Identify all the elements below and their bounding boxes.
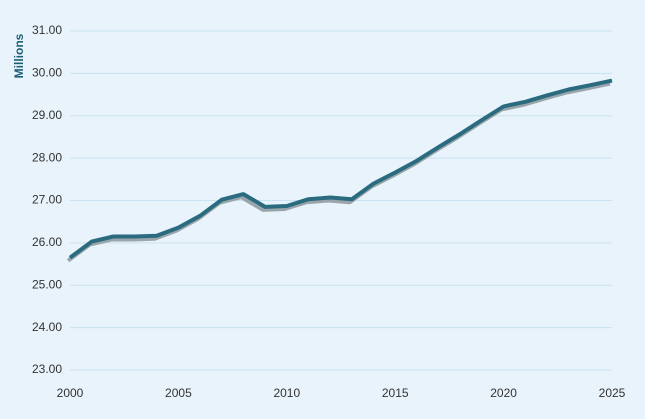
line xyxy=(68,78,613,260)
x-tick-label: 2010 xyxy=(273,386,300,400)
y-tick-label: 26.00 xyxy=(32,235,62,249)
y-tick-label: 28.00 xyxy=(32,150,62,164)
line-shadow xyxy=(66,81,611,263)
x-tick-label: 2005 xyxy=(165,386,192,400)
x-tick-label: 2015 xyxy=(382,386,409,400)
y-tick-label: 27.00 xyxy=(32,193,62,207)
y-axis-label: Millions xyxy=(12,33,26,78)
x-tick-label: 2000 xyxy=(57,386,84,400)
x-tick-label: 2020 xyxy=(490,386,517,400)
x-tick-label: 2025 xyxy=(599,386,626,400)
y-tick-label: 23.00 xyxy=(32,362,62,376)
y-tick-label: 25.00 xyxy=(32,277,62,291)
y-tick-label: 24.00 xyxy=(32,320,62,334)
y-tick-label: 30.00 xyxy=(32,66,62,80)
y-tick-label: 29.00 xyxy=(32,108,62,122)
y-tick-label: 31.00 xyxy=(32,23,62,37)
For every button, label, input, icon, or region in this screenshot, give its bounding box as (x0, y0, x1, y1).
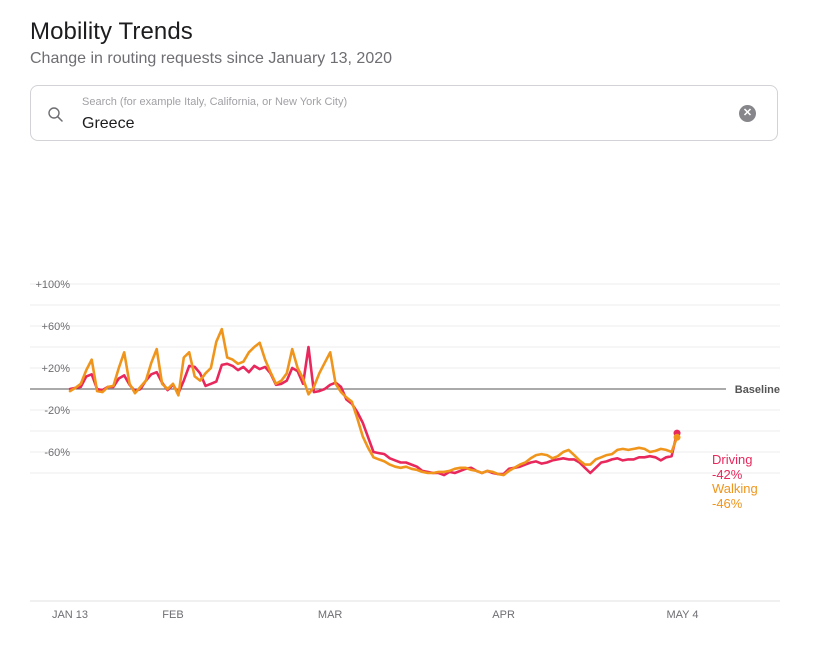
series-line-walking (68, 327, 679, 477)
clear-icon[interactable]: ✕ (739, 105, 756, 122)
series-name-label: Driving (712, 452, 752, 467)
baseline-label: Baseline (735, 384, 780, 396)
series-lines (68, 327, 681, 477)
series-value-label: -42% (712, 467, 743, 482)
page-subtitle: Change in routing requests since January… (30, 50, 393, 67)
search-placeholder: Search (for example Italy, California, o… (82, 96, 348, 108)
search-input[interactable]: Greece (82, 115, 135, 132)
end-point-walking (673, 433, 681, 441)
baseline: Baseline (30, 384, 780, 396)
x-axis: JAN 13 FEB MAR APR MAY 4 (52, 609, 698, 621)
x-tick-label: MAY 4 (666, 609, 698, 621)
x-tick-label: JAN 13 (52, 609, 88, 621)
y-tick-label: +60% (42, 321, 71, 333)
mobility-chart: +100% +60% +20% -20% -60% JAN 13 FEB MAR APR MAY… (30, 279, 780, 621)
y-tick-label: +20% (42, 363, 71, 375)
y-tick-label: -60% (44, 447, 70, 459)
x-tick-label: FEB (162, 609, 183, 621)
page-title: Mobility Trends (30, 18, 193, 45)
y-tick-label: -20% (44, 405, 70, 417)
search-box[interactable]: Search (for example Italy, California, o… (30, 85, 778, 141)
series-labels: Driving-42%Walking-46% (712, 452, 758, 511)
search-icon (48, 107, 63, 122)
x-tick-label: APR (492, 609, 515, 621)
y-axis: +100% +60% +20% -20% -60% (35, 279, 70, 459)
series-value-label: -46% (712, 496, 743, 511)
y-tick-label: +100% (35, 279, 70, 291)
x-tick-label: MAR (318, 609, 343, 621)
series-name-label: Walking (712, 481, 758, 496)
chart-grid (30, 283, 780, 602)
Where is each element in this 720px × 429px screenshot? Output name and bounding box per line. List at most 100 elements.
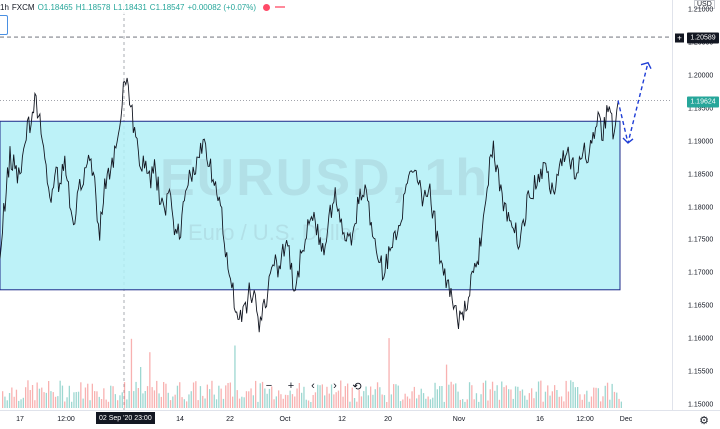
volume-bar (544, 391, 547, 408)
volume-bar (61, 385, 64, 408)
volume-bar (473, 399, 475, 408)
volume-bar (107, 401, 110, 408)
volume-bar (374, 389, 376, 408)
plus-icon[interactable]: + (287, 380, 295, 392)
chevron-left-icon[interactable]: ‹ (311, 380, 315, 392)
volume-bar (174, 394, 176, 408)
volume-bar (213, 394, 215, 408)
currency-label[interactable]: USD (694, 0, 715, 9)
legend-toggle-button[interactable] (0, 15, 8, 35)
volume-bar (142, 393, 144, 408)
volume-bar (347, 383, 349, 408)
volume-bar (144, 391, 146, 408)
projection-arrow-up-icon (640, 61, 652, 69)
volume-bar (199, 386, 202, 408)
volume-bar (468, 382, 471, 408)
volume-bar (466, 399, 468, 408)
volume-bar (609, 399, 611, 408)
volume-bar (521, 389, 524, 408)
volume-bar (310, 402, 312, 408)
volume-bar (547, 385, 549, 408)
volume-bar (399, 401, 402, 408)
volume-bar (123, 382, 126, 408)
projection-arrow-down-icon (622, 137, 634, 144)
volume-bar (429, 399, 432, 408)
volume-bar (344, 386, 346, 408)
volume-bar (80, 382, 82, 408)
volume-bar (462, 399, 464, 408)
volume-bar (229, 382, 231, 408)
volume-bar (342, 396, 344, 408)
volume-bar (15, 389, 18, 408)
volume-bar (252, 395, 254, 408)
volume-bar (172, 396, 174, 408)
last-price-tag: 1.19624 (687, 96, 719, 108)
time-tick-label: Nov (452, 416, 466, 423)
volume-bar (89, 400, 91, 408)
volume-bar (324, 395, 326, 408)
volume-bar (96, 391, 98, 408)
volume-bar (395, 384, 397, 408)
gear-icon[interactable]: ⚙ (699, 414, 709, 427)
volume-bar (84, 387, 87, 408)
close-value: C1.18547 (149, 2, 185, 12)
volume-bar (167, 392, 169, 408)
volume-bar (156, 380, 158, 408)
volume-bar (234, 345, 236, 408)
volume-bar (602, 396, 604, 408)
volume-bar (616, 392, 618, 408)
price-axis[interactable] (672, 0, 720, 410)
volume-bar (158, 393, 160, 408)
price-tick-label: 1.18500 (688, 171, 714, 179)
volume-bar (52, 392, 54, 408)
volume-bar (29, 390, 31, 408)
crosshair-price-tag: 1.20589 (687, 32, 719, 44)
change-value: +0.00082 (+0.07%) (187, 2, 257, 12)
volume-bar (478, 401, 480, 408)
volume-bar (590, 396, 593, 408)
volume-bar (600, 401, 602, 408)
volume-bar (284, 394, 287, 408)
volume-bar (273, 399, 275, 408)
volume-bar (432, 397, 434, 408)
volume-bar (266, 393, 268, 408)
volume-bar (121, 392, 123, 408)
volume-bar (367, 395, 369, 408)
add-alert-plus-icon[interactable]: + (675, 33, 684, 43)
volume-bar (209, 389, 211, 408)
low-value: L1.18431 (113, 2, 147, 12)
time-tick-label: 12:00 (57, 416, 75, 423)
volume-bar (287, 395, 289, 408)
volume-bar (140, 367, 142, 408)
reset-icon[interactable]: ⟲ (352, 380, 362, 393)
volume-bar (455, 383, 457, 408)
volume-bar (41, 387, 43, 408)
volume-bar (376, 382, 379, 408)
volume-bar (34, 400, 36, 408)
price-tick-label: 1.21000 (688, 6, 714, 14)
volume-bar (112, 386, 114, 408)
volume-bar (243, 397, 245, 408)
time-axis[interactable] (0, 410, 720, 429)
volume-bar (227, 383, 229, 408)
volume-bar (480, 394, 482, 408)
volume-bar (583, 394, 586, 408)
volume-bar (422, 393, 425, 408)
volume-bar (13, 396, 15, 408)
volume-bar (335, 392, 337, 408)
volume-bar (206, 384, 208, 408)
volume-bar (611, 383, 613, 408)
volume-bar (551, 391, 553, 408)
volume-bar (57, 396, 59, 408)
volume-bar (397, 385, 399, 408)
minus-icon[interactable]: − (265, 380, 273, 392)
status-dot-icon[interactable] (263, 3, 270, 11)
chevron-right-icon[interactable]: › (333, 380, 337, 392)
volume-bar (370, 386, 372, 408)
volume-bar (20, 399, 22, 408)
volume-bar (64, 401, 66, 408)
volume-bar (6, 400, 8, 408)
volume-bar (508, 389, 510, 408)
volume-bar (328, 393, 330, 408)
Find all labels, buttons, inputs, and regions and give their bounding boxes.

AIM:
Starting at the line that contains "volume-bar (544, 391, 547, 408)" and ending after the line that contains "volume-bar (616, 392, 618, 408)", rewrite those lines of the records with "volume-bar" replaced by "volume-column" and everything else unchanged.

OUTPUT:
volume-column (544, 391, 547, 408)
volume-column (61, 385, 64, 408)
volume-column (473, 399, 475, 408)
volume-column (107, 401, 110, 408)
volume-column (374, 389, 376, 408)
plus-icon[interactable]: + (287, 380, 295, 392)
chevron-left-icon[interactable]: ‹ (311, 380, 315, 392)
volume-column (174, 394, 176, 408)
volume-column (213, 394, 215, 408)
currency-label[interactable]: USD (694, 0, 715, 9)
legend-toggle-button[interactable] (0, 15, 8, 35)
volume-column (142, 393, 144, 408)
volume-column (347, 383, 349, 408)
volume-column (144, 391, 146, 408)
projection-arrow-up-icon (640, 61, 652, 69)
volume-column (199, 386, 202, 408)
volume-column (468, 382, 471, 408)
volume-column (466, 399, 468, 408)
volume-column (609, 399, 611, 408)
volume-column (521, 389, 524, 408)
volume-column (310, 402, 312, 408)
volume-column (547, 385, 549, 408)
volume-column (399, 401, 402, 408)
volume-column (123, 382, 126, 408)
projection-arrow-down-icon (622, 137, 634, 144)
volume-column (429, 399, 432, 408)
volume-column (344, 386, 346, 408)
volume-column (80, 382, 82, 408)
volume-column (462, 399, 464, 408)
volume-column (229, 382, 231, 408)
volume-column (342, 396, 344, 408)
volume-column (15, 389, 18, 408)
volume-column (252, 395, 254, 408)
volume-column (172, 396, 174, 408)
last-price-tag: 1.19624 (687, 96, 719, 108)
time-tick-label: Nov (452, 416, 466, 423)
volume-column (89, 400, 91, 408)
volume-column (324, 395, 326, 408)
volume-column (96, 391, 98, 408)
volume-column (395, 384, 397, 408)
gear-icon[interactable]: ⚙ (699, 414, 709, 427)
volume-column (84, 387, 87, 408)
close-value: C1.18547 (149, 2, 185, 12)
volume-column (167, 392, 169, 408)
volume-column (156, 380, 158, 408)
volume-column (234, 345, 236, 408)
volume-column (602, 396, 604, 408)
volume-column (616, 392, 618, 408)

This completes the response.